> _DATA LINES_
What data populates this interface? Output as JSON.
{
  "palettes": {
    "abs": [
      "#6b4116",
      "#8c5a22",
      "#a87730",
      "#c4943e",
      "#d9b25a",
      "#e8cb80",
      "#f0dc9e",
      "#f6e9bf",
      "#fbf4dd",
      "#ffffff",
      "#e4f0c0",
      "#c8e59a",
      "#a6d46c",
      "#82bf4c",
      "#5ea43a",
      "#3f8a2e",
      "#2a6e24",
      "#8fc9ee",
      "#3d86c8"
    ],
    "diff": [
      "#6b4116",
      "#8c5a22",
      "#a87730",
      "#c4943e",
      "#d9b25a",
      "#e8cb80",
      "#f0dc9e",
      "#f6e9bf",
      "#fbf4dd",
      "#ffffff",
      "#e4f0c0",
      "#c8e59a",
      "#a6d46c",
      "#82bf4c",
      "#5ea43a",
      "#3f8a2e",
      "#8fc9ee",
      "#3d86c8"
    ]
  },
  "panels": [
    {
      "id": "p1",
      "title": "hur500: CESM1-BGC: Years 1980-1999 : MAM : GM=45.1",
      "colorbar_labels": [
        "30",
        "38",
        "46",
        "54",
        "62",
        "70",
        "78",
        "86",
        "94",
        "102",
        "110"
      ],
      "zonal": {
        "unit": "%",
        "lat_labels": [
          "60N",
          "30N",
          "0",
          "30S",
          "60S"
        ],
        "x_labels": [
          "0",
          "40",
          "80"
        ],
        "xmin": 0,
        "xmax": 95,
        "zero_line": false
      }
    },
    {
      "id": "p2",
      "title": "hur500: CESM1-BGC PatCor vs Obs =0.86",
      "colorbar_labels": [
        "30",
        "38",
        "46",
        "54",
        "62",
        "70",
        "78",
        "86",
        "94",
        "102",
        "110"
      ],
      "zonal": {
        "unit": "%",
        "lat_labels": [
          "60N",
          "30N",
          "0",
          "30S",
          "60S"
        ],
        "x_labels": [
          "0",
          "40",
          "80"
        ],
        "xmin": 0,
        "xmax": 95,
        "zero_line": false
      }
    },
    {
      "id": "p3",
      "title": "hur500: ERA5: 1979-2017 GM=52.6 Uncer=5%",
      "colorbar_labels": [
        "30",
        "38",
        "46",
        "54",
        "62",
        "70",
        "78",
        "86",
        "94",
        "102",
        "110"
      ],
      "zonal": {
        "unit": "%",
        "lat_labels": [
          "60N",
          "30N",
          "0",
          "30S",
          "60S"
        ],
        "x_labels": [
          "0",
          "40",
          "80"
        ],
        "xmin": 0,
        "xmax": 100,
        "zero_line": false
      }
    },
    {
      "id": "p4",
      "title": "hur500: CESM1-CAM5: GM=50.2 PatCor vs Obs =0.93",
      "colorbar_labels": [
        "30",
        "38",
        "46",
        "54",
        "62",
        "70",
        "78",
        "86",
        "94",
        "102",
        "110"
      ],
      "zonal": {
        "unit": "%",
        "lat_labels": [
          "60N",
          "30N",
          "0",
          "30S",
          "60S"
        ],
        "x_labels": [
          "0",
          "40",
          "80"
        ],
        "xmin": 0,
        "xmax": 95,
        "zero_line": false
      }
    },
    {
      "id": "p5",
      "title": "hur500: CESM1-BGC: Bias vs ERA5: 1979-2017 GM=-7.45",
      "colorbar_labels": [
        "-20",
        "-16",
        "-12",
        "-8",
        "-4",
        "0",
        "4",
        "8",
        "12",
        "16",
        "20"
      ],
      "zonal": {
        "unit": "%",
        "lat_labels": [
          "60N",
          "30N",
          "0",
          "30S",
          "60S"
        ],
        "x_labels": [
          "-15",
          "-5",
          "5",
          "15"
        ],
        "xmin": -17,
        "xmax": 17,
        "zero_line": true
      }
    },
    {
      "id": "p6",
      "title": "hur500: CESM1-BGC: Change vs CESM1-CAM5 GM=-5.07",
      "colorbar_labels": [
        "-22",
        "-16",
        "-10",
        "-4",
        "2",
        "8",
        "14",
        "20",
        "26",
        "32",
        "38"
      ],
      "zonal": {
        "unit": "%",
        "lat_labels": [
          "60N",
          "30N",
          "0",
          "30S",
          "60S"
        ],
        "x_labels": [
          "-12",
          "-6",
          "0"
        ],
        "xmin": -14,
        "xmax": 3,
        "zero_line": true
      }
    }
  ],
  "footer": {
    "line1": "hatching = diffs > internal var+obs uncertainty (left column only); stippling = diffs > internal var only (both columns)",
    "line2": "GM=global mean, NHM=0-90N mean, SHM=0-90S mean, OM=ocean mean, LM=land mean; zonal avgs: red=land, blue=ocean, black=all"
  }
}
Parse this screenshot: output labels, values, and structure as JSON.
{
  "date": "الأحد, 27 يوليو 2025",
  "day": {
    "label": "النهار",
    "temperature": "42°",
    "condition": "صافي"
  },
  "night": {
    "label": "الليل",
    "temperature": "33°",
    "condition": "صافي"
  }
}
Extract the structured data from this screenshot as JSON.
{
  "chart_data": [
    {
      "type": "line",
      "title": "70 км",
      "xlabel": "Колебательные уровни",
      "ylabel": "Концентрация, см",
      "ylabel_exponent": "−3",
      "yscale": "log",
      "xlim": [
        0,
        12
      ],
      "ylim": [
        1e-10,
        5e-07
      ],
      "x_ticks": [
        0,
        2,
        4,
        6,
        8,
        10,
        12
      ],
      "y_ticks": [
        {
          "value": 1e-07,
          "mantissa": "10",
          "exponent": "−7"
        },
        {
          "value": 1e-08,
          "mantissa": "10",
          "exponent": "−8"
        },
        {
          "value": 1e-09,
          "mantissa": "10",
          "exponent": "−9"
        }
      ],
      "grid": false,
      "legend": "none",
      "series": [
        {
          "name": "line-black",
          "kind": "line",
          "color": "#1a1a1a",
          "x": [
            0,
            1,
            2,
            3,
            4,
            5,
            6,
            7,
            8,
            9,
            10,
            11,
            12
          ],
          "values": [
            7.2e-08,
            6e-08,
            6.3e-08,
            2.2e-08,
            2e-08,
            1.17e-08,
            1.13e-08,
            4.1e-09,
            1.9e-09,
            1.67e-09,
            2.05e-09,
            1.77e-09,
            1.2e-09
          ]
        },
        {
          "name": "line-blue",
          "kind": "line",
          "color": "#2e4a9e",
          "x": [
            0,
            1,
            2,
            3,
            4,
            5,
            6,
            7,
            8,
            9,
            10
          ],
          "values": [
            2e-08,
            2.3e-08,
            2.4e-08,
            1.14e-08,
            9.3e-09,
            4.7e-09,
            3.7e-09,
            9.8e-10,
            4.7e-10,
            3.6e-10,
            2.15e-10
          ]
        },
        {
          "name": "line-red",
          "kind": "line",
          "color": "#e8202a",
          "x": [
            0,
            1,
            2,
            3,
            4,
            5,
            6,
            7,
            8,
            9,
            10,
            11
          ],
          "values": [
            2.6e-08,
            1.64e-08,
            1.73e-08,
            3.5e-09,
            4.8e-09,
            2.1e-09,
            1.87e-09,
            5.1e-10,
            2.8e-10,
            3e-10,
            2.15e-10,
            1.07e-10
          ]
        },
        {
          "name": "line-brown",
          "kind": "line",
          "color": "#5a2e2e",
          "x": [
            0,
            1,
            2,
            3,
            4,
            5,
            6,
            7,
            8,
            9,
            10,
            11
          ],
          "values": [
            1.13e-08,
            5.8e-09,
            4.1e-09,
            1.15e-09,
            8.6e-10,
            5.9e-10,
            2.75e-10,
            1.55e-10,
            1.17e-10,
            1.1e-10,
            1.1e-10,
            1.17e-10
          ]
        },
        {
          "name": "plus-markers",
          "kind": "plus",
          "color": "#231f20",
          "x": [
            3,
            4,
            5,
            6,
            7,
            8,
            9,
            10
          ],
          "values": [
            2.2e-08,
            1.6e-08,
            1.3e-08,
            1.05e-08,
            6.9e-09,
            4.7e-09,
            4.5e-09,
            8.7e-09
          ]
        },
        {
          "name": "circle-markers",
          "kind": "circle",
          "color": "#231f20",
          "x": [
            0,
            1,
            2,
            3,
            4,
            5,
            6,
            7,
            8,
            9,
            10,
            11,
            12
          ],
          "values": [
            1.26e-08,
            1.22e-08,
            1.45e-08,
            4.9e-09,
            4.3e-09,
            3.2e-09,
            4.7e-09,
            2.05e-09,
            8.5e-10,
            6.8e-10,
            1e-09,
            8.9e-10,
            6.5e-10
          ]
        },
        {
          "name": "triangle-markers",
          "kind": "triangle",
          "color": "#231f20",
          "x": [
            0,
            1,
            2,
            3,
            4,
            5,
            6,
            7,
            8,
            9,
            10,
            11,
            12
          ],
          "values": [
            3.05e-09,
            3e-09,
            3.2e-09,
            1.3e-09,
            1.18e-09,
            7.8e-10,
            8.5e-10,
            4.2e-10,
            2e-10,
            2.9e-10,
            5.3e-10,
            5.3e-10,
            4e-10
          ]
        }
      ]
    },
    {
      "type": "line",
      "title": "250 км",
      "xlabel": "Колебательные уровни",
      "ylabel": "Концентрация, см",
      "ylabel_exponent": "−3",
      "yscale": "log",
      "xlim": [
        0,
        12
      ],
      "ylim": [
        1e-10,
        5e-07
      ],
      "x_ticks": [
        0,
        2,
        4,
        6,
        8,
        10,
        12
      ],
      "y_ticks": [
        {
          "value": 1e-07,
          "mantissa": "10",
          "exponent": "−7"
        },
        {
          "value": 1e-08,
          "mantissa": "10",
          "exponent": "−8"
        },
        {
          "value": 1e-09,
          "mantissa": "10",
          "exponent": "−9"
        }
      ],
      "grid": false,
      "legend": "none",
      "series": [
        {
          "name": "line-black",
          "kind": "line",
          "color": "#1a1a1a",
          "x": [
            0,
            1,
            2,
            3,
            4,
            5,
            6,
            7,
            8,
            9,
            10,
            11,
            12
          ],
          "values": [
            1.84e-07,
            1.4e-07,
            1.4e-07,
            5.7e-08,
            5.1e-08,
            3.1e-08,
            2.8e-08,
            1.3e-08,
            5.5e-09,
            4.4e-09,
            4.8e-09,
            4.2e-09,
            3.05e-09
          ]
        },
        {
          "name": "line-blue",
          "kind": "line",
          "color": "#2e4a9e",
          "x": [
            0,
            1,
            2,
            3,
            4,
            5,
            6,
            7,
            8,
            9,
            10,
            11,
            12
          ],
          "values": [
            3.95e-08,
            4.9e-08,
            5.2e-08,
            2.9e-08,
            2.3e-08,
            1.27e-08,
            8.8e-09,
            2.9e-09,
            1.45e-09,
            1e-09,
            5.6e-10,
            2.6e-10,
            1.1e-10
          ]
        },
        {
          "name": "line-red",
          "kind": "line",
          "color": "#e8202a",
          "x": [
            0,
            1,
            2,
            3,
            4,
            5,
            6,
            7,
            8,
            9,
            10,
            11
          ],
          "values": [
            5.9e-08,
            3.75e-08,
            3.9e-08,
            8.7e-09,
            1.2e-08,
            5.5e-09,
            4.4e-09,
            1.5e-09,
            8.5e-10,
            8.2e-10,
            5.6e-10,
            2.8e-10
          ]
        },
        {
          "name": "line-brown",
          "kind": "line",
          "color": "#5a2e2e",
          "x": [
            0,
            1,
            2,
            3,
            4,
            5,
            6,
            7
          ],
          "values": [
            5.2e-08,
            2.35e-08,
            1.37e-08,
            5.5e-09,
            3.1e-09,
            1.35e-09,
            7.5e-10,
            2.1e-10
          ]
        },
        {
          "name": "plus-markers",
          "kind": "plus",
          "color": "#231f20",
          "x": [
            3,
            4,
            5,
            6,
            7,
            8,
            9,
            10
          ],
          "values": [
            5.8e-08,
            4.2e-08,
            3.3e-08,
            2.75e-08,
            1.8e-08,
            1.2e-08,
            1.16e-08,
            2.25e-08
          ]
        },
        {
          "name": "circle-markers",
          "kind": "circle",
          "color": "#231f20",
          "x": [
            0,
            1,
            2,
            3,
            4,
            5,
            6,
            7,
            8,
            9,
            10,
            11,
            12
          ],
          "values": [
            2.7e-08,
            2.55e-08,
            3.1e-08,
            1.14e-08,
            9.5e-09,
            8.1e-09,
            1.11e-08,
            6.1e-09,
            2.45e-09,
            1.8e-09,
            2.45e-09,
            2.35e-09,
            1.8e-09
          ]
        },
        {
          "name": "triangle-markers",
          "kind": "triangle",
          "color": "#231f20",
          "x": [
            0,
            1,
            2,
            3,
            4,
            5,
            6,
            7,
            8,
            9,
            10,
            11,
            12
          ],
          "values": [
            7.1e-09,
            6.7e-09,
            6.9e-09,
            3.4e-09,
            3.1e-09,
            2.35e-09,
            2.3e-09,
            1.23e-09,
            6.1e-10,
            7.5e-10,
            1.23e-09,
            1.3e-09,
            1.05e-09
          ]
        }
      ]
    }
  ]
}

> _TASK STATEMENT_
Filter the entries down to the lines with the word "JSON" in them.

> _RESULT_
What data populates this interface? Output as JSON.
Parse this screenshot: output labels, values, and structure as JSON.
Extract the structured data from this screenshot as JSON.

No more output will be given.